- [TO DO] Return the lines where the word "states" occurs.

(Figure data in JSON)
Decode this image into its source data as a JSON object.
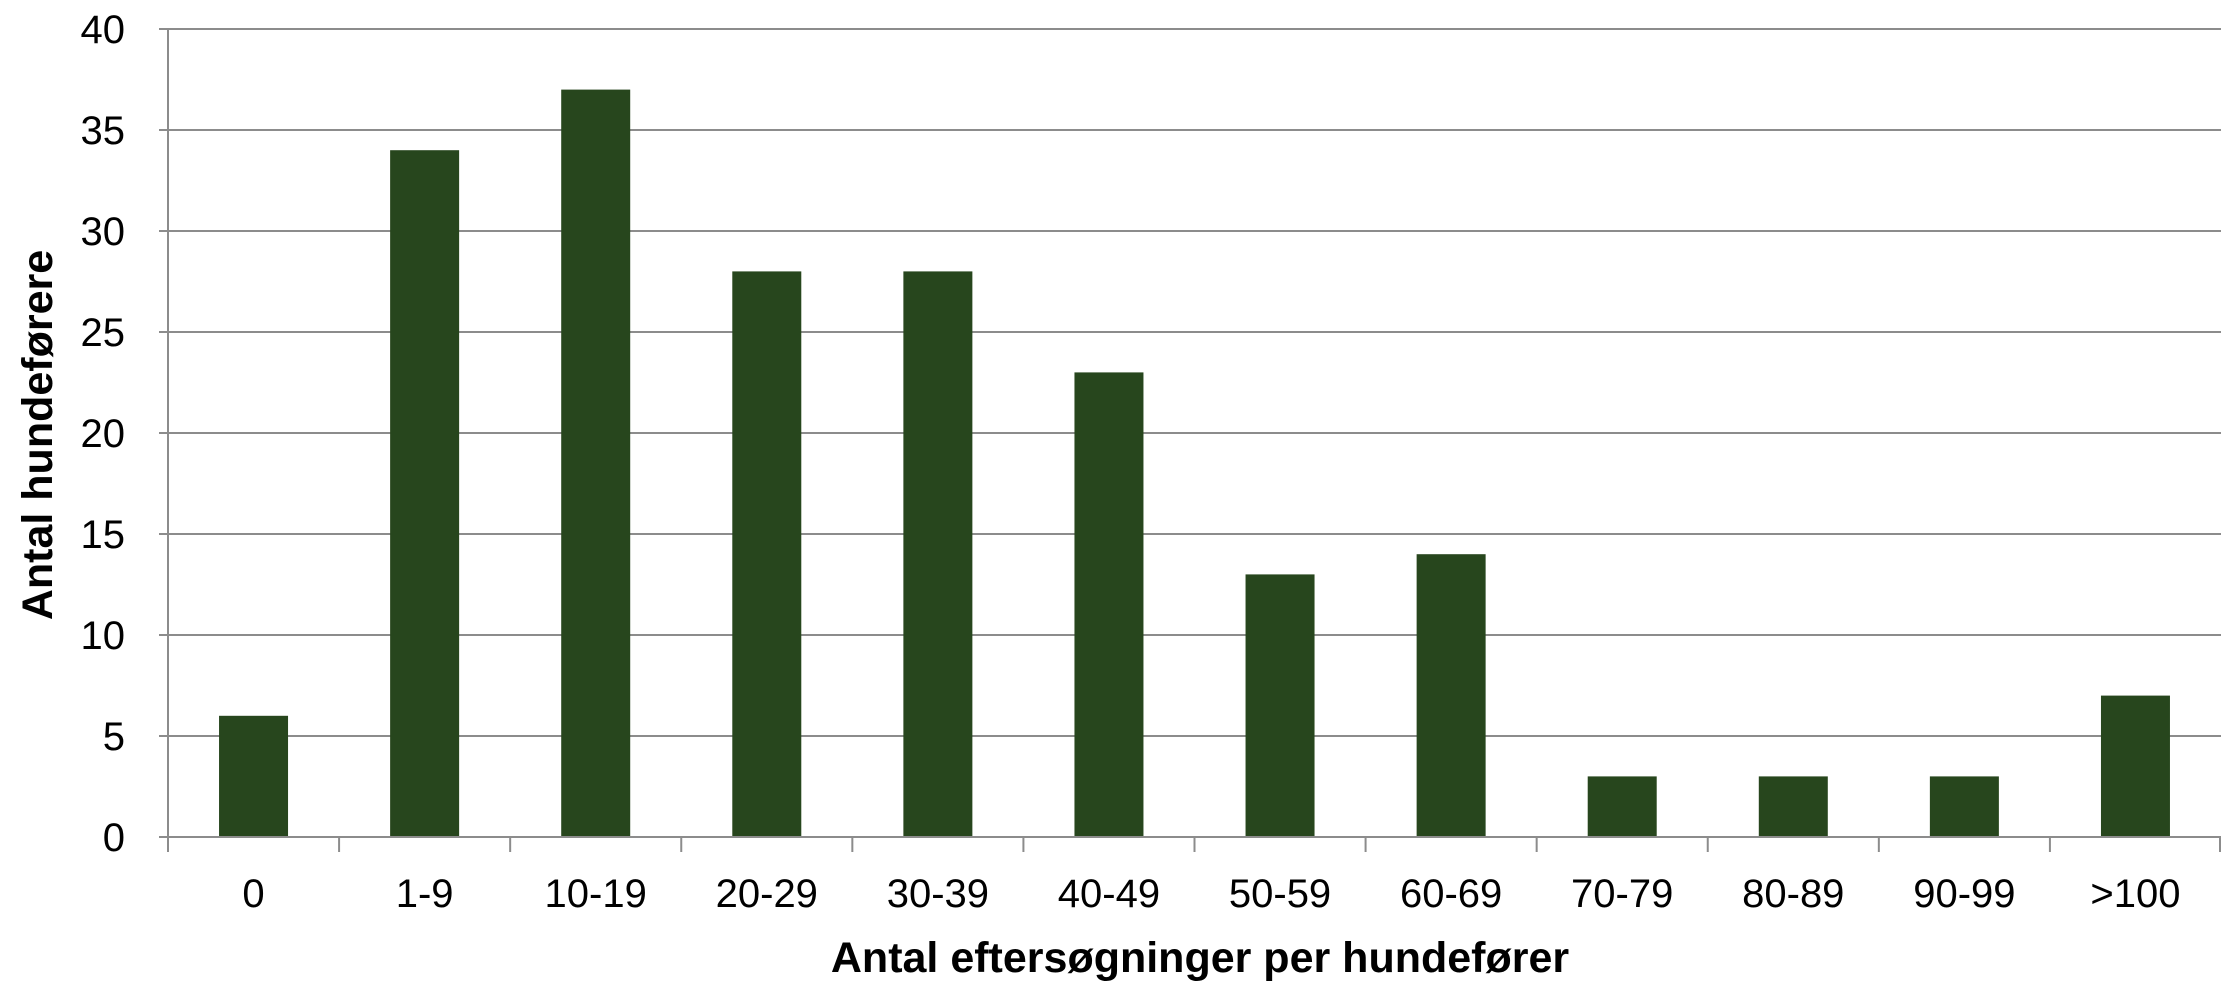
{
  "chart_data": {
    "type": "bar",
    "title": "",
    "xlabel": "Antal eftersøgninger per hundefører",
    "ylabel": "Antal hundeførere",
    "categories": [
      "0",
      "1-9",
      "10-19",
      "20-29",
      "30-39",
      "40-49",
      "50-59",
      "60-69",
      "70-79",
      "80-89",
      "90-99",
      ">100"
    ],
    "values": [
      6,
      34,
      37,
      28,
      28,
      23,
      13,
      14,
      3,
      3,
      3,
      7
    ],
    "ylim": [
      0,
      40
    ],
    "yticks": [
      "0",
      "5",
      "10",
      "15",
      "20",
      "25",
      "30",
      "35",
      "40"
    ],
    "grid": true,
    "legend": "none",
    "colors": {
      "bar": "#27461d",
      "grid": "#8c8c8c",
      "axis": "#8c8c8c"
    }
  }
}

--

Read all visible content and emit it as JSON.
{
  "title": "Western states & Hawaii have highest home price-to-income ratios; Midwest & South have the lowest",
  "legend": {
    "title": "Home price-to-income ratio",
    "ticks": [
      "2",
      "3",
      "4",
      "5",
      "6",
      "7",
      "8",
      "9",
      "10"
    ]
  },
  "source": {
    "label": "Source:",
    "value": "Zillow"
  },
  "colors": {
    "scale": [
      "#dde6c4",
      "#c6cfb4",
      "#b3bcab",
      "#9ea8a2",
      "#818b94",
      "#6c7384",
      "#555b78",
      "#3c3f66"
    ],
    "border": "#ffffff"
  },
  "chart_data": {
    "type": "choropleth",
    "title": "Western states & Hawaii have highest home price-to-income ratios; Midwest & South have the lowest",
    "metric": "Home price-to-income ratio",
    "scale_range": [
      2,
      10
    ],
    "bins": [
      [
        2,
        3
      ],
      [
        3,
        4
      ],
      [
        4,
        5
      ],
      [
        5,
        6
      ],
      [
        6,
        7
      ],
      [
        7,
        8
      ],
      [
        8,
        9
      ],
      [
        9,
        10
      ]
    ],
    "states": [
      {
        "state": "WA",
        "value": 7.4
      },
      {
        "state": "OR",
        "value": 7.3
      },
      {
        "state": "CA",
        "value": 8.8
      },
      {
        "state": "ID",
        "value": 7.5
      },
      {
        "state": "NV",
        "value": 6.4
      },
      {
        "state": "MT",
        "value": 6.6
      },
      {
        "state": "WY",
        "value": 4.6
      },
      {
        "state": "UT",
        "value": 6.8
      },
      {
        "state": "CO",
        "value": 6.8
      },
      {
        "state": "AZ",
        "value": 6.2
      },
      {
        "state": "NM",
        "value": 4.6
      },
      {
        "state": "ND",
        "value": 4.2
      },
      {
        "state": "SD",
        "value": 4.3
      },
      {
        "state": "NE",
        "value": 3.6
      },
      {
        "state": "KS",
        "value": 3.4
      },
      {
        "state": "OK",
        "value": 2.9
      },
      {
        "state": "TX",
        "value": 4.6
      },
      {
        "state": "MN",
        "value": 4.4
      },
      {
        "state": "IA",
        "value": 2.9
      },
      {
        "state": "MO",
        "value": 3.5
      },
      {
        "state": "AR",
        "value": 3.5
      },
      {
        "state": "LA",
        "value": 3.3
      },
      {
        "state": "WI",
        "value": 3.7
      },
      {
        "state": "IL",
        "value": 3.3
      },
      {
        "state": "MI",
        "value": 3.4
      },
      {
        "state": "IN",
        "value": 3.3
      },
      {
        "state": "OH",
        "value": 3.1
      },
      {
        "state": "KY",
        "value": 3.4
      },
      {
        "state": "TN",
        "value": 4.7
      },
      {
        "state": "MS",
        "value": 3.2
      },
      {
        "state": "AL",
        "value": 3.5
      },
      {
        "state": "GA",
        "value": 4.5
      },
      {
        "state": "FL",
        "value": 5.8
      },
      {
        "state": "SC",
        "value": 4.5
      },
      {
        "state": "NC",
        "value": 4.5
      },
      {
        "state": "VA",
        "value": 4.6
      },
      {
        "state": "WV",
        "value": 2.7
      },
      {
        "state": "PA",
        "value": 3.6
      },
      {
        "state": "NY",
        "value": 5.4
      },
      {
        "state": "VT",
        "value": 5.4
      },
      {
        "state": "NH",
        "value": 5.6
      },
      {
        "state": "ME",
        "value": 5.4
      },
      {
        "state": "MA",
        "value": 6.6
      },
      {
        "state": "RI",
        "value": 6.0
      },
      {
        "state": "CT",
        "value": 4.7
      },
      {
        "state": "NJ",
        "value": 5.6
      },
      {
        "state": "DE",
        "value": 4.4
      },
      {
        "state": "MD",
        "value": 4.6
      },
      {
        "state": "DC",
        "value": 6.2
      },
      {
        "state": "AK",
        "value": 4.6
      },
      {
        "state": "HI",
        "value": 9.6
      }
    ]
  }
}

- [SOLVED EXERCISE]
  "title": "Western states & Hawaii have highest home price-to-income ratios; Midwest & South have the lowest",
    "title": "Western states & Hawaii have highest home price-to-income ratios; Midwest & South have the lowest",
    "states": [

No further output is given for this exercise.